Saved entries
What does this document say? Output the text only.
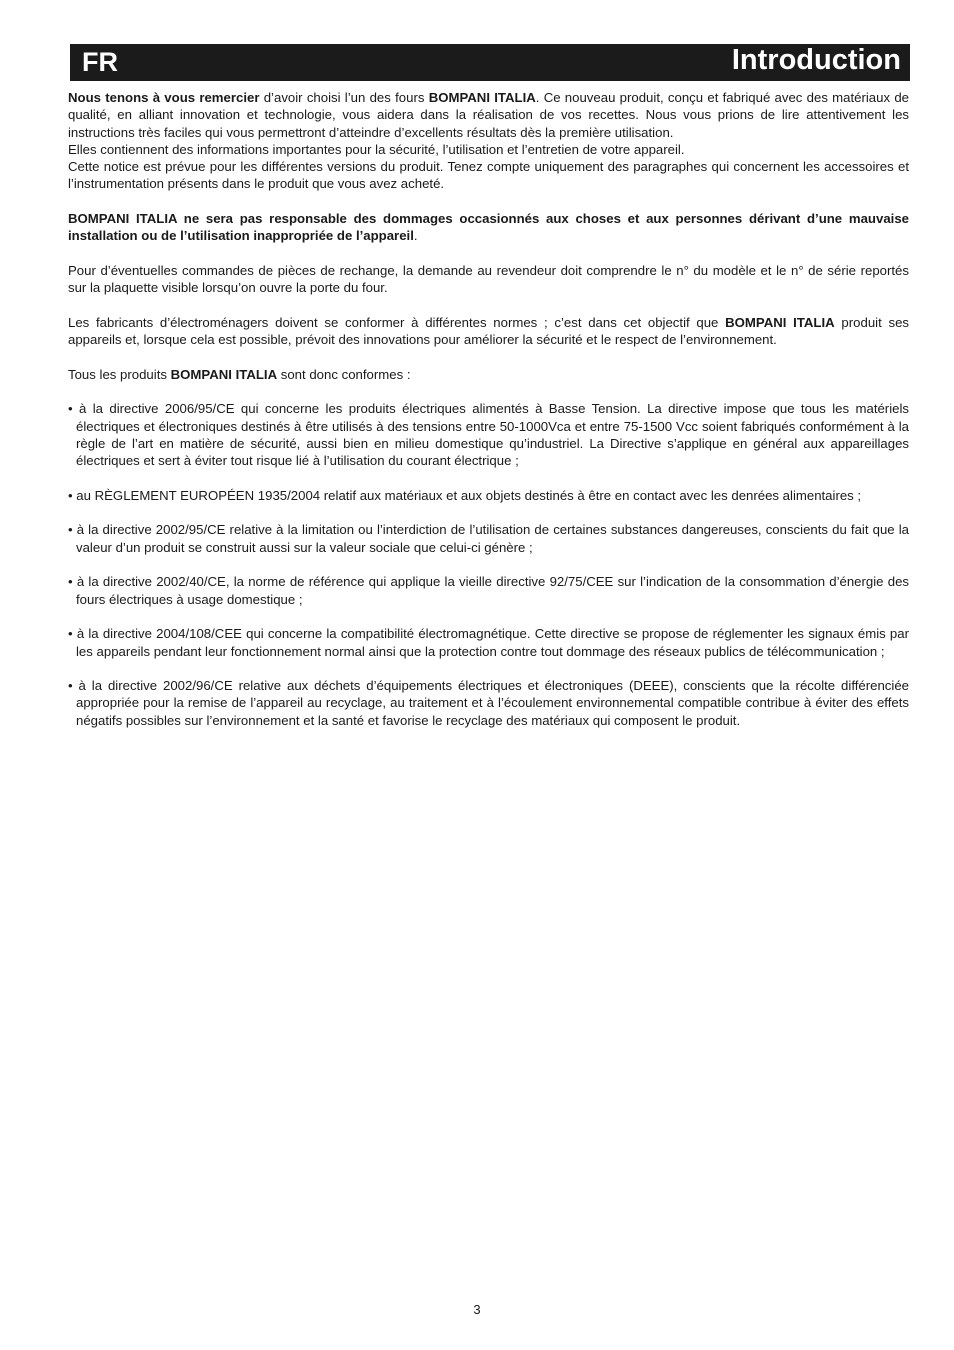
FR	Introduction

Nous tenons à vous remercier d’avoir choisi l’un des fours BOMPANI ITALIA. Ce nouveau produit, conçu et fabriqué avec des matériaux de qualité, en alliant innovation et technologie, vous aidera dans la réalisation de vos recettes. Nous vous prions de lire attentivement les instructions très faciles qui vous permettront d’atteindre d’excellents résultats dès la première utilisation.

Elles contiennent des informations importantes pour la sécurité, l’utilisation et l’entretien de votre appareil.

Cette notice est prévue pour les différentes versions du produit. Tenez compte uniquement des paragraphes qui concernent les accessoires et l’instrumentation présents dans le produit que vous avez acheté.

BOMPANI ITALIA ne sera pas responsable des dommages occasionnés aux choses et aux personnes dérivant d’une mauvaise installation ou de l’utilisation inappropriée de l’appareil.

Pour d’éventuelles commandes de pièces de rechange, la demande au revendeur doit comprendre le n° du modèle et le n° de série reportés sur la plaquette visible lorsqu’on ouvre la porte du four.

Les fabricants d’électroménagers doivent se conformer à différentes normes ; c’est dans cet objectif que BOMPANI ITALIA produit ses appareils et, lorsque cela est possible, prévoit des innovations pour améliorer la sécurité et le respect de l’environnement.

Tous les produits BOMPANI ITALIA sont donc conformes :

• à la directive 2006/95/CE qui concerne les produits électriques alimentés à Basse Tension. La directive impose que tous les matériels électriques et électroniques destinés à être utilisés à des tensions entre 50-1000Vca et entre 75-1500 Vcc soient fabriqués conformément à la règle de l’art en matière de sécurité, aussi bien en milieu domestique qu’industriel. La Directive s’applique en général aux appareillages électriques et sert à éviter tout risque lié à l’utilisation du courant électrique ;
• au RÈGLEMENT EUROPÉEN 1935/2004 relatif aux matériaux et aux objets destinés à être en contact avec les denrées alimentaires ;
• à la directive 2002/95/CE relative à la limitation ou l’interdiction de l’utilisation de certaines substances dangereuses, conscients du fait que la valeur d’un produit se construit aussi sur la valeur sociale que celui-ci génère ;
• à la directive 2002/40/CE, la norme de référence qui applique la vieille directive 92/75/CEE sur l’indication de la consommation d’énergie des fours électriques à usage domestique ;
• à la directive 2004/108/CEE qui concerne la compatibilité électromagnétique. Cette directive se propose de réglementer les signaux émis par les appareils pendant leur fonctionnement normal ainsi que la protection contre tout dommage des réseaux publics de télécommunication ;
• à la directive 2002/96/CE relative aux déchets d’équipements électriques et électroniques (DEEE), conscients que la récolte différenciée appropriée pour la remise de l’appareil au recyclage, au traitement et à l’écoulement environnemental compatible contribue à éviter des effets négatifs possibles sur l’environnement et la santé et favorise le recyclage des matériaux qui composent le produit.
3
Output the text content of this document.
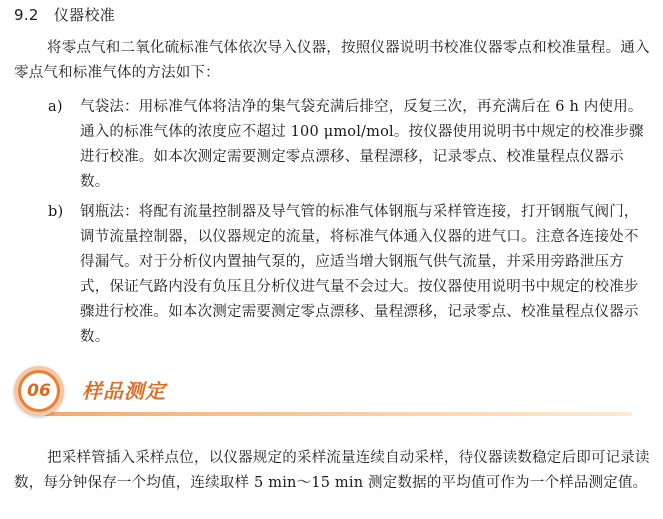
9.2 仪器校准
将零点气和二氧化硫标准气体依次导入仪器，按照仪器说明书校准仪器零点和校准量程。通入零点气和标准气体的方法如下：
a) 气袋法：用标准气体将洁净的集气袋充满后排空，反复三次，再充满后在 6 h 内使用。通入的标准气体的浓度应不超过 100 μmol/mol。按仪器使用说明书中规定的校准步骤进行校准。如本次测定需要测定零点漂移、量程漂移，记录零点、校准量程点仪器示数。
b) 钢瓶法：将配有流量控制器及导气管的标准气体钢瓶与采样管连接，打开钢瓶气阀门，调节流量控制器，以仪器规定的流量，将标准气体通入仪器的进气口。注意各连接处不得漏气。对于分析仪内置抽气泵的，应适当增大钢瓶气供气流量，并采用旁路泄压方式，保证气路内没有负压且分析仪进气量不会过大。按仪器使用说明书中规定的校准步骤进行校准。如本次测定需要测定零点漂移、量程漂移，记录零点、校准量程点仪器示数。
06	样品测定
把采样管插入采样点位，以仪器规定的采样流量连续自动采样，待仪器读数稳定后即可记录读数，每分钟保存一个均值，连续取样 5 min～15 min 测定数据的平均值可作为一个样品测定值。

---

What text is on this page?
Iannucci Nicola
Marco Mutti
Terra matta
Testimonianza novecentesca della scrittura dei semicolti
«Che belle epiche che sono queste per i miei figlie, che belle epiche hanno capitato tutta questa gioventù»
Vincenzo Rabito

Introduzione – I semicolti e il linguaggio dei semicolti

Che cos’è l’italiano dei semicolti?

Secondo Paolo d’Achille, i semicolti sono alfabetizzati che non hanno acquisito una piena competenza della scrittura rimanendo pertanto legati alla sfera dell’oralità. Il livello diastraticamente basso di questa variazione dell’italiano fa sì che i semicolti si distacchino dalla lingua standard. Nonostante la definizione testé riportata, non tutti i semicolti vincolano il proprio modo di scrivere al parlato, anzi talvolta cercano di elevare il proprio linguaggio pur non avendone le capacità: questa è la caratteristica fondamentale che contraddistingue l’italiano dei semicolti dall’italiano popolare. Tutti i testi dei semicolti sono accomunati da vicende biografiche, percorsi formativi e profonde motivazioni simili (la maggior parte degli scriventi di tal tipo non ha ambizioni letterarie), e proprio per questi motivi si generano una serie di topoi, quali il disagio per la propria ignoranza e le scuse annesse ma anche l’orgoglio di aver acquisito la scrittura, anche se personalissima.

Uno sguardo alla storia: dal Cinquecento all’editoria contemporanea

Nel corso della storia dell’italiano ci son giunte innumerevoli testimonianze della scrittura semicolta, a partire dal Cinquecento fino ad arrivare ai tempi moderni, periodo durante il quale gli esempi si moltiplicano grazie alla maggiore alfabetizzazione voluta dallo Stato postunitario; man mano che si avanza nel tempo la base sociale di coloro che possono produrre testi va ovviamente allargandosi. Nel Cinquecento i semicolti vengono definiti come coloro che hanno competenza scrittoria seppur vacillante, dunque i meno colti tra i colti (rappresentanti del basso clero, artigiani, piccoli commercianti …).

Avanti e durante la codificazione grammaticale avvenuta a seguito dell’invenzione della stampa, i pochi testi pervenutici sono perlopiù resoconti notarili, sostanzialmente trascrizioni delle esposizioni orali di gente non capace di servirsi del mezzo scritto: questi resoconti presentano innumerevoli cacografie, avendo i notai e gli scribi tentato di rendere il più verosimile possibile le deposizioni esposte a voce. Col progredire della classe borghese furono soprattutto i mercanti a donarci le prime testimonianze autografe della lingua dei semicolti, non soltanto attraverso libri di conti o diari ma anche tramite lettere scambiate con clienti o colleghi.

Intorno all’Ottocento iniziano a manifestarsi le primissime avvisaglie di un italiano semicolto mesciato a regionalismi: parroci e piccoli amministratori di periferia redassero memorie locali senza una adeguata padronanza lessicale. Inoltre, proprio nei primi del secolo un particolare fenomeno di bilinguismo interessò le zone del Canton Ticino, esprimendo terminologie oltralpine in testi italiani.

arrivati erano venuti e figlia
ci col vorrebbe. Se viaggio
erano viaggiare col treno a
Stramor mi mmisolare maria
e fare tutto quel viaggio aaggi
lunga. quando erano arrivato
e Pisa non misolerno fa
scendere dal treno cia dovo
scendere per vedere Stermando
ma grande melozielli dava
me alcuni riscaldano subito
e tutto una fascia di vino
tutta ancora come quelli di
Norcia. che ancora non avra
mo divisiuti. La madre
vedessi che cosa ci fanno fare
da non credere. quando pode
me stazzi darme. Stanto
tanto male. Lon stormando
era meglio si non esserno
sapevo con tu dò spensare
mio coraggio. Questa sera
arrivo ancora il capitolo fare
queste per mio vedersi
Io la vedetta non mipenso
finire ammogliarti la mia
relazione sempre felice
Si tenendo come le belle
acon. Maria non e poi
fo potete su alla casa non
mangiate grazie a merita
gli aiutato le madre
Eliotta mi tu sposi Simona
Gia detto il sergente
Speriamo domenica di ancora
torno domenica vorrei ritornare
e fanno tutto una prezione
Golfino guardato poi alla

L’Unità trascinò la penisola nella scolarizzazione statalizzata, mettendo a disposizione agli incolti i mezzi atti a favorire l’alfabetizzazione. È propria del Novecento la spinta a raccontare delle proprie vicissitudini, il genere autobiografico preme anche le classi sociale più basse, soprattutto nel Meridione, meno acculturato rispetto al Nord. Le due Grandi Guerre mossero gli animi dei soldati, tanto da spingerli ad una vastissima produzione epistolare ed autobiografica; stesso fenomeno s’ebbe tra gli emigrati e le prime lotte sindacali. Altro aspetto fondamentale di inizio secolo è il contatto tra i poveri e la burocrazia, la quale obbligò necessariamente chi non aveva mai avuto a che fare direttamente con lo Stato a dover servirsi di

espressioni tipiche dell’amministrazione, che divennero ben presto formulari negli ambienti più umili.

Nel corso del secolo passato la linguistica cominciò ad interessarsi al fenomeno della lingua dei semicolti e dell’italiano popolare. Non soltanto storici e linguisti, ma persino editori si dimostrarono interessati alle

---

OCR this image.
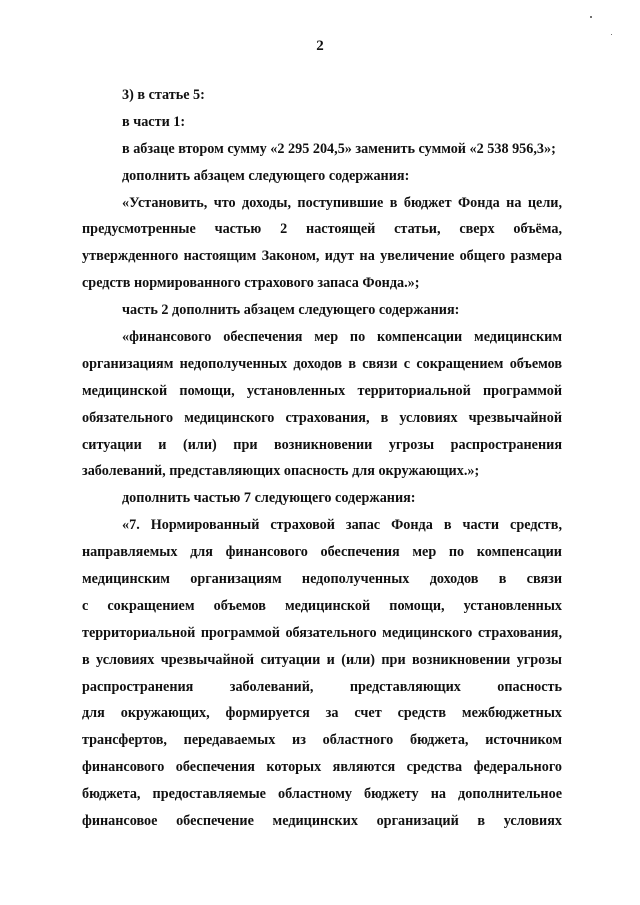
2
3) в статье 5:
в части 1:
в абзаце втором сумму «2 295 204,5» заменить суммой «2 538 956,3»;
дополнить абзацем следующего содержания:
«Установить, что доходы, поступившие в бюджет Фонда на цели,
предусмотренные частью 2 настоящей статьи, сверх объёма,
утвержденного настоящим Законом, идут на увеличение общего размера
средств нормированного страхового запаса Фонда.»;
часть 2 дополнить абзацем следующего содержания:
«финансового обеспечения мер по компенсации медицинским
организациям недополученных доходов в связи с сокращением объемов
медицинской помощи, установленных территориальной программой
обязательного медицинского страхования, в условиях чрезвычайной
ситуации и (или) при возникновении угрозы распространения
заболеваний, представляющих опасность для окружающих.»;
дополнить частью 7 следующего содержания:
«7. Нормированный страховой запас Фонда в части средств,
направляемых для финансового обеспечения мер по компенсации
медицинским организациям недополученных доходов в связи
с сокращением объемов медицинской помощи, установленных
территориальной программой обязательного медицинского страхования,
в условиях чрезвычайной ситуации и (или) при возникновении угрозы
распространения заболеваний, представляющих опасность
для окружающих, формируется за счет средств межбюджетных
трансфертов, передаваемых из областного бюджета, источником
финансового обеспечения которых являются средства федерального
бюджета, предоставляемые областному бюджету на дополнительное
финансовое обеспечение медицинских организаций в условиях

** TASK DETAILS **
Of the lines in this listing, report how many contain the string "дополнить", and give the number only.

** ANSWER TO THE EXERCISE **
3